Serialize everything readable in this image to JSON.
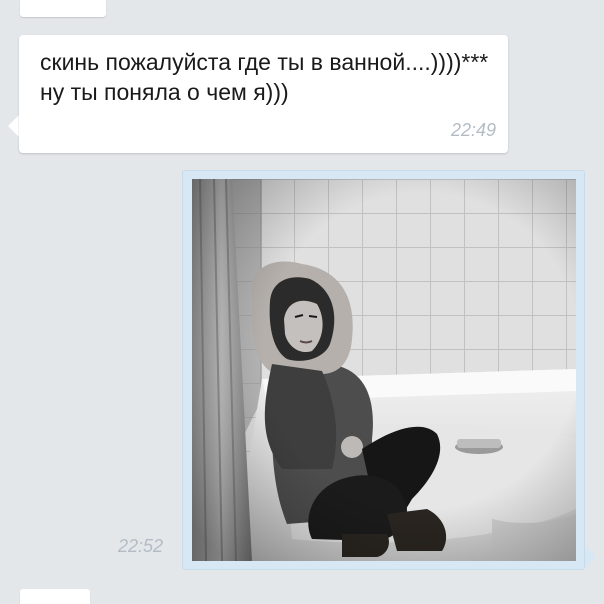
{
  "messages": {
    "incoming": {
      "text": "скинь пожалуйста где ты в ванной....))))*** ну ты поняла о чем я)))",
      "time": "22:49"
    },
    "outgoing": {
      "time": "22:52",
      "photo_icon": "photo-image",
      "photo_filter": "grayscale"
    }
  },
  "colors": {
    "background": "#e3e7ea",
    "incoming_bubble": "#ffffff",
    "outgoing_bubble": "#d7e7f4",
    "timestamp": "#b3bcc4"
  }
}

Exercise ::
Give an exact copy of the material, leaving out every picture.

Result for this exercise ::
Serialize everything readable in this image to JSON.
{
  "messages": {
    "incoming": {
      "text": "скинь пожалуйста где ты в ванной....))))*** ну ты поняла о чем я)))",
      "time": "22:49"
    },
    "outgoing": {
      "time": "22:52",
      "photo_icon": "photo-image",
      "photo_filter": "grayscale"
    }
  },
  "colors": {
    "background": "#e3e7ea",
    "incoming_bubble": "#ffffff",
    "outgoing_bubble": "#d7e7f4",
    "timestamp": "#b3bcc4"
  }
}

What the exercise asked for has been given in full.